Data items
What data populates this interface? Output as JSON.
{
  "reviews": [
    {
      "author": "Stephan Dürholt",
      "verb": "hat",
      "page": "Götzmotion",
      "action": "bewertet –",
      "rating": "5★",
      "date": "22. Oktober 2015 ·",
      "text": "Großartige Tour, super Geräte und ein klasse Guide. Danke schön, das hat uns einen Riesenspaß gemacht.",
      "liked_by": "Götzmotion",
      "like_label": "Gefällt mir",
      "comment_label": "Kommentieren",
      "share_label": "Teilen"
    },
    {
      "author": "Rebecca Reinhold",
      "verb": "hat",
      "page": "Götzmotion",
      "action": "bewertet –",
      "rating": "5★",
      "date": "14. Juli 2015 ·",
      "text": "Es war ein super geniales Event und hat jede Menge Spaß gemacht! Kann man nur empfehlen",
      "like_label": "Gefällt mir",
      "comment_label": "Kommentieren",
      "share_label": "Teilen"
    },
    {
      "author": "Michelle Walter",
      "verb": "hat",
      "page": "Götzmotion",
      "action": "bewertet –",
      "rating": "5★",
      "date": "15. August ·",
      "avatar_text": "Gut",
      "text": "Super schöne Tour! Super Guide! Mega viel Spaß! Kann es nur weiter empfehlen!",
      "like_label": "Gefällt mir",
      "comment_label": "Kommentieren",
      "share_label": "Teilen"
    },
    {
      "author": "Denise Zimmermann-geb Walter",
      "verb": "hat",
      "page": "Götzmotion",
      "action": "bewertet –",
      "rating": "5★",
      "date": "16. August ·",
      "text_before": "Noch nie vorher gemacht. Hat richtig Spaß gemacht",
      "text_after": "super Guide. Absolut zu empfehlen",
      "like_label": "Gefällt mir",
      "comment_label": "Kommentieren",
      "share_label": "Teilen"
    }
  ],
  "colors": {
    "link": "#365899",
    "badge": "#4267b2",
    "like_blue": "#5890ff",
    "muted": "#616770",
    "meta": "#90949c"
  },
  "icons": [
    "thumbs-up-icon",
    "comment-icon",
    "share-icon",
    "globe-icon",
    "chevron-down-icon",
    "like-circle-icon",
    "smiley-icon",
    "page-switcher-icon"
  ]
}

To be done.
Return only the number of lines in the data that contain "Kann".

Reply to the task.
2